> **DESCRIPTION OF THE TASK**: How many of the lines below contain "caption"? Answer with that number alone.

(Rows from a dataset)
━━━━━━━━━━
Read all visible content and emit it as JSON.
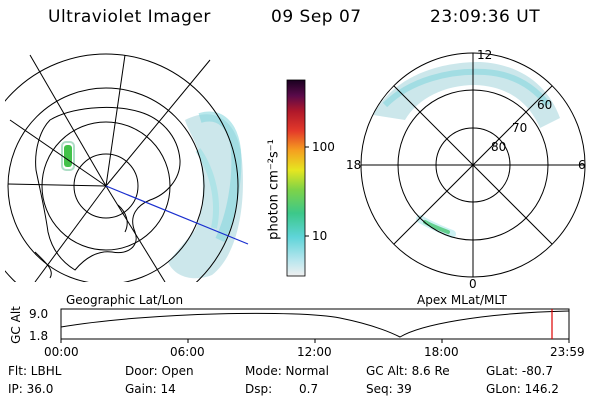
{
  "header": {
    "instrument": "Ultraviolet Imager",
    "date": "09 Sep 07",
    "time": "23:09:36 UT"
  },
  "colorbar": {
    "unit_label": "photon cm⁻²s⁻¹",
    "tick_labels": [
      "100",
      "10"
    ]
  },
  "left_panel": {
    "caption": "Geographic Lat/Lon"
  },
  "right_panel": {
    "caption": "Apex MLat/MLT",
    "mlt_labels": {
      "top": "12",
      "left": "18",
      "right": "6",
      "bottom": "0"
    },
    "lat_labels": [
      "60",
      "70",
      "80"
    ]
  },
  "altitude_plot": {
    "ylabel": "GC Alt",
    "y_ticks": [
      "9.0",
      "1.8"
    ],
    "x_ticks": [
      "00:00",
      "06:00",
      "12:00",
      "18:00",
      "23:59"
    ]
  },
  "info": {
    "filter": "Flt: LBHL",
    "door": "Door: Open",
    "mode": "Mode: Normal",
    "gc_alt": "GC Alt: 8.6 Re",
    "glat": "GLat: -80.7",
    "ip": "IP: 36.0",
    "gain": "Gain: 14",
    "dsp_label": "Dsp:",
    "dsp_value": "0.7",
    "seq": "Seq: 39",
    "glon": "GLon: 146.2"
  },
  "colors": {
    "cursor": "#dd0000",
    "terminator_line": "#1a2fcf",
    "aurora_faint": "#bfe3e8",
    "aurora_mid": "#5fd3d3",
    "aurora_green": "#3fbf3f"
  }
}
━━━━━━━━━━
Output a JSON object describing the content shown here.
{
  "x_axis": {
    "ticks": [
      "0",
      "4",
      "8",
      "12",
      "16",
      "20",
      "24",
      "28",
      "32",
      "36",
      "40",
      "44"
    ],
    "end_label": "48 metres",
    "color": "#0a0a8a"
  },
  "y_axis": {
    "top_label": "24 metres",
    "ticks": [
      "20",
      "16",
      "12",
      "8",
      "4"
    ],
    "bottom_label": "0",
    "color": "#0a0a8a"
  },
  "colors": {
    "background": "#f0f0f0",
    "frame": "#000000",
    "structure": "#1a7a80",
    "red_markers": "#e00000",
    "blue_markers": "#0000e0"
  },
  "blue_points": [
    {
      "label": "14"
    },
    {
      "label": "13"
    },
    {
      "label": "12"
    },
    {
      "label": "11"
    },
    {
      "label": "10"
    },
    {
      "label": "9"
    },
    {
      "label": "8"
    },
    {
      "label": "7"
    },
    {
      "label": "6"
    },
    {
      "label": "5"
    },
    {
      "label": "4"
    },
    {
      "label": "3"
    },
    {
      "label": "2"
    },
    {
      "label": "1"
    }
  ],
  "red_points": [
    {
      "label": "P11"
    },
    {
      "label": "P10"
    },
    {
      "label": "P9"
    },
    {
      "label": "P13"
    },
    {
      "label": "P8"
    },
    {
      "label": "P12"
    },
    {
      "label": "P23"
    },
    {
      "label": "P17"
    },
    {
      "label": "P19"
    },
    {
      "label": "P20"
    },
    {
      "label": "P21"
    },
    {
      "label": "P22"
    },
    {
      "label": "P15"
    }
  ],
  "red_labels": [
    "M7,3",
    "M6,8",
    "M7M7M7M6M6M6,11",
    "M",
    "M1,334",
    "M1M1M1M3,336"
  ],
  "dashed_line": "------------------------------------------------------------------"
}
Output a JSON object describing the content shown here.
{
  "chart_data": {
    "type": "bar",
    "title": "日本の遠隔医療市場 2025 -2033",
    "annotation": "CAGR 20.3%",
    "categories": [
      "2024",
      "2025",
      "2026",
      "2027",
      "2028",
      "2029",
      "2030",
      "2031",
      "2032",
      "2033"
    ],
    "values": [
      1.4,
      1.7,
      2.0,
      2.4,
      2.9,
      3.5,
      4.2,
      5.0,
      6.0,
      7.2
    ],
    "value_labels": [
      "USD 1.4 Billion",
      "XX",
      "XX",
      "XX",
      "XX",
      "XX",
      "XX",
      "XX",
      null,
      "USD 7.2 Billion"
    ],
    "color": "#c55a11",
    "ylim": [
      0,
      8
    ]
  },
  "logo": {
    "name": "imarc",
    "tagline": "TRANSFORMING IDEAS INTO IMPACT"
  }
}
━━━━━━━━━━
> **TASK RESPONSE**: 2